Exercise description - State the number of lines, and only that number, in which the word "this" appears.

Exercise materials -
'''
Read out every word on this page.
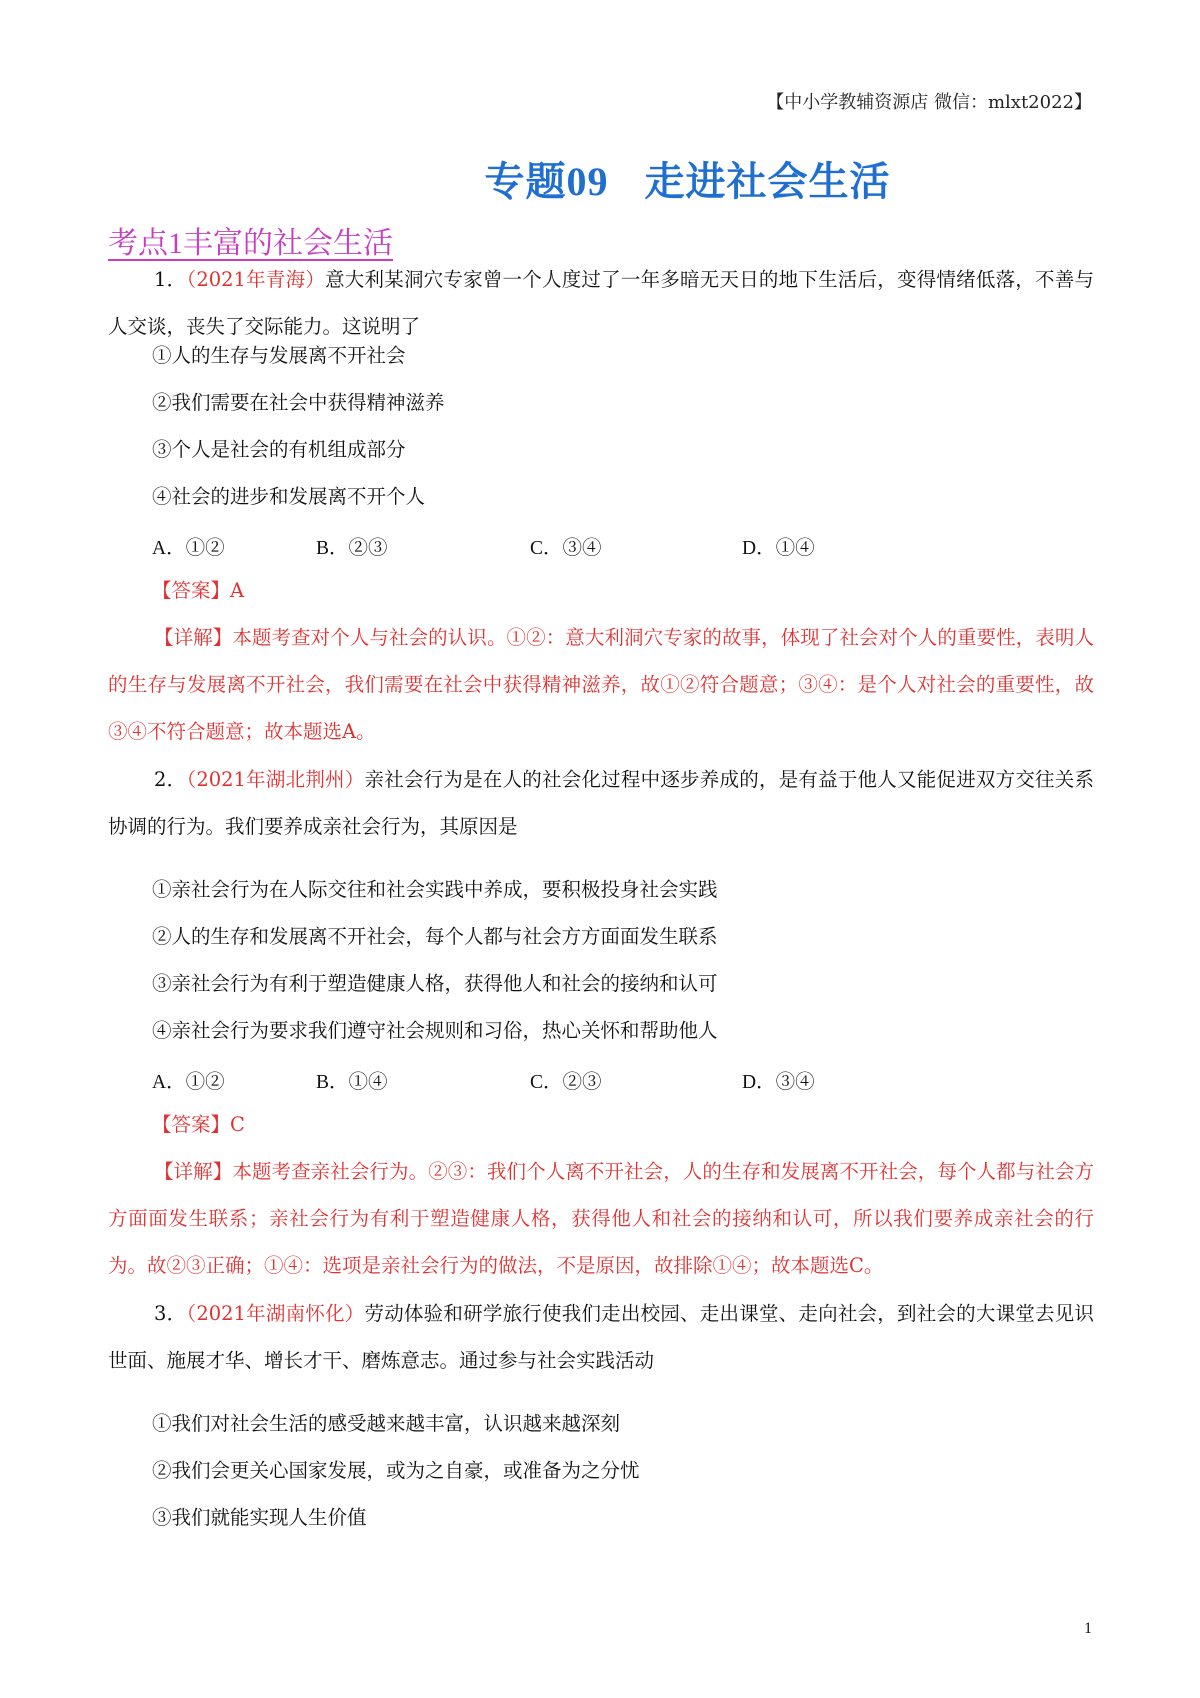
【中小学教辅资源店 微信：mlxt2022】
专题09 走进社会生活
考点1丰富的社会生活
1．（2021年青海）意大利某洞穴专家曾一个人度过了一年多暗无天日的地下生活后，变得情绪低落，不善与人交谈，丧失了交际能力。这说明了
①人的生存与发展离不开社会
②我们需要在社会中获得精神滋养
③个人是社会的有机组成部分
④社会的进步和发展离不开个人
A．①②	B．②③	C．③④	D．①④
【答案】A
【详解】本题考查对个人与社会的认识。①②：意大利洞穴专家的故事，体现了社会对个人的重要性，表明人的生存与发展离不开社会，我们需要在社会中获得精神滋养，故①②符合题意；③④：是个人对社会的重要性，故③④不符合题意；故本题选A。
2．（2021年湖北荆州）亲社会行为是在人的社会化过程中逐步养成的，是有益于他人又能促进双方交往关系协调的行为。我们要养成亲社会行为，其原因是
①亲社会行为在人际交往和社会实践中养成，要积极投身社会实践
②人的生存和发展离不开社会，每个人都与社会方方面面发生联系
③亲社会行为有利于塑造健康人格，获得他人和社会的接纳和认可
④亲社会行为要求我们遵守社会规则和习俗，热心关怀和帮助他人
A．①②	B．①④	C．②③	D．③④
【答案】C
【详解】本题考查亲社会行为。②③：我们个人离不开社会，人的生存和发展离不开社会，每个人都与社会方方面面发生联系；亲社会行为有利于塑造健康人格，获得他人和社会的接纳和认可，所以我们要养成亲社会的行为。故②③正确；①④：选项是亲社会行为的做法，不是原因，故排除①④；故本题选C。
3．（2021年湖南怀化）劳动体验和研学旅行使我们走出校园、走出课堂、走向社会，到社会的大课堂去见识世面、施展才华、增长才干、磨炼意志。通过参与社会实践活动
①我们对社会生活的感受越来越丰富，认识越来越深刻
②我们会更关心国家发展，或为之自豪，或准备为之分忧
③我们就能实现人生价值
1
'''
'''
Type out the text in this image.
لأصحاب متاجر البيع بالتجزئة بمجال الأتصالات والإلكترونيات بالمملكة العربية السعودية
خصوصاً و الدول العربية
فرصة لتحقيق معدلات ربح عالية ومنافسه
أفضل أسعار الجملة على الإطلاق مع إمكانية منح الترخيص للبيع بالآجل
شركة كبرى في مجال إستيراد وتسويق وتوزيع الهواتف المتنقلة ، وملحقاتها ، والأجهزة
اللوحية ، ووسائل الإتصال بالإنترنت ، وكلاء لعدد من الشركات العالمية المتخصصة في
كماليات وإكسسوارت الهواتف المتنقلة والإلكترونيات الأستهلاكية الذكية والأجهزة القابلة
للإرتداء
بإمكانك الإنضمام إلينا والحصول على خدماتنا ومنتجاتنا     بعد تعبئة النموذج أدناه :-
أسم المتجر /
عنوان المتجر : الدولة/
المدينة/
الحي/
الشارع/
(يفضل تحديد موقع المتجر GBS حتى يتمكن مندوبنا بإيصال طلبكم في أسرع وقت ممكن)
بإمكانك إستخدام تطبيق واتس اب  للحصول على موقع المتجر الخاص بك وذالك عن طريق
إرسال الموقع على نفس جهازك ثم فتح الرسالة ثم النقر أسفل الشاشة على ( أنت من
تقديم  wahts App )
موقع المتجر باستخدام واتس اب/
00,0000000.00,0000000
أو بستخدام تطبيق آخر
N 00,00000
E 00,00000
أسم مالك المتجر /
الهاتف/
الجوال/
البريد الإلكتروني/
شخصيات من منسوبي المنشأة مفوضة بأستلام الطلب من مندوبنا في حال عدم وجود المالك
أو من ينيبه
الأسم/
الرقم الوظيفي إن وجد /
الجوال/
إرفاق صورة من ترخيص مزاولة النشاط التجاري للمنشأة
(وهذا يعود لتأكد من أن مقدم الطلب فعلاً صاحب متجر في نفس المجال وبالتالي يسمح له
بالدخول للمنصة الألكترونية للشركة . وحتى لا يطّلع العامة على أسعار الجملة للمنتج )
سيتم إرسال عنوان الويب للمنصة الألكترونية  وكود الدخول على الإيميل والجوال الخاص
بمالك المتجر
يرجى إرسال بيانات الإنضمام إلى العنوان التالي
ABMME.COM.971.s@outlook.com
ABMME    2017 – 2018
'''
Final answer - 2